- [OBJECTIVE] Output all of the entries below precisely as written.
* BEGIN ENTRIES PROVIDED *
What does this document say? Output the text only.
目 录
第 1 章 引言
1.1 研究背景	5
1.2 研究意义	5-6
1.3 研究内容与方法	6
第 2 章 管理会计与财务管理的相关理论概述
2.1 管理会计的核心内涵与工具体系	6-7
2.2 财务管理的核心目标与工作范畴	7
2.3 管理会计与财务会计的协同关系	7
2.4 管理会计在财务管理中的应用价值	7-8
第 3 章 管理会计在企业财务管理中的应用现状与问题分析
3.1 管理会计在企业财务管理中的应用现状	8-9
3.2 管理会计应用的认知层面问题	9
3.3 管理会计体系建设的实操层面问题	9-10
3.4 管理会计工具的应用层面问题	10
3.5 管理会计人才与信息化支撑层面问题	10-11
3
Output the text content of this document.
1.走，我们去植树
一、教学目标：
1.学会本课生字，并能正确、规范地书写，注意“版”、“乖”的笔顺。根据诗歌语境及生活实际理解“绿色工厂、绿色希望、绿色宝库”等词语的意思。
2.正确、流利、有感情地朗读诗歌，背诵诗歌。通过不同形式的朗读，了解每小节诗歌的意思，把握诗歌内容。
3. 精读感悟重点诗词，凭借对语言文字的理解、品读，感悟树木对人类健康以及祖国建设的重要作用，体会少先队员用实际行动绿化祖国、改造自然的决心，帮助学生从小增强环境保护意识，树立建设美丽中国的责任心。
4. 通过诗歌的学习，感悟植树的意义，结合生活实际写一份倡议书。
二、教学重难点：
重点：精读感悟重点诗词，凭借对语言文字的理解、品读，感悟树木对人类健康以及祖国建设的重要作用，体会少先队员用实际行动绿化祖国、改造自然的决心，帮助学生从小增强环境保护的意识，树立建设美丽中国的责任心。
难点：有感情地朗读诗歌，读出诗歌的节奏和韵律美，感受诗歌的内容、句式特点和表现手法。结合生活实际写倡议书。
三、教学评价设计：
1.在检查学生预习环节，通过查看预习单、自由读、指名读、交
* END ENTRIES PROVIDED *
- [EXERCISE SOLUTION]
What does this document say? Output the text only.
目 录
第 1 章 引言
1.1 研究背景	5
1.2 研究意义	5-6
1.3 研究内容与方法	6
第 2 章 管理会计与财务管理的相关理论概述
2.1 管理会计的核心内涵与工具体系	6-7
2.2 财务管理的核心目标与工作范畴	7
2.3 管理会计与财务会计的协同关系	7
2.4 管理会计在财务管理中的应用价值	7-8
第 3 章 管理会计在企业财务管理中的应用现状与问题分析
3.1 管理会计在企业财务管理中的应用现状	8-9
3.2 管理会计应用的认知层面问题	9
3.3 管理会计体系建设的实操层面问题	9-10
3.4 管理会计工具的应用层面问题	10
3.5 管理会计人才与信息化支撑层面问题	10-11
3
Output the text content of this document.
1.走，我们去植树
一、教学目标：
1.学会本课生字，并能正确、规范地书写，注意“版”、“乖”的笔顺。根据诗歌语境及生活实际理解“绿色工厂、绿色希望、绿色宝库”等词语的意思。
2.正确、流利、有感情地朗读诗歌，背诵诗歌。通过不同形式的朗读，了解每小节诗歌的意思，把握诗歌内容。
3. 精读感悟重点诗词，凭借对语言文字的理解、品读，感悟树木对人类健康以及祖国建设的重要作用，体会少先队员用实际行动绿化祖国、改造自然的决心，帮助学生从小增强环境保护意识，树立建设美丽中国的责任心。
4. 通过诗歌的学习，感悟植树的意义，结合生活实际写一份倡议书。
二、教学重难点：
重点：精读感悟重点诗词，凭借对语言文字的理解、品读，感悟树木对人类健康以及祖国建设的重要作用，体会少先队员用实际行动绿化祖国、改造自然的决心，帮助学生从小增强环境保护的意识，树立建设美丽中国的责任心。
难点：有感情地朗读诗歌，读出诗歌的节奏和韵律美，感受诗歌的内容、句式特点和表现手法。结合生活实际写倡议书。
三、教学评价设计：
1.在检查学生预习环节，通过查看预习单、自由读、指名读、交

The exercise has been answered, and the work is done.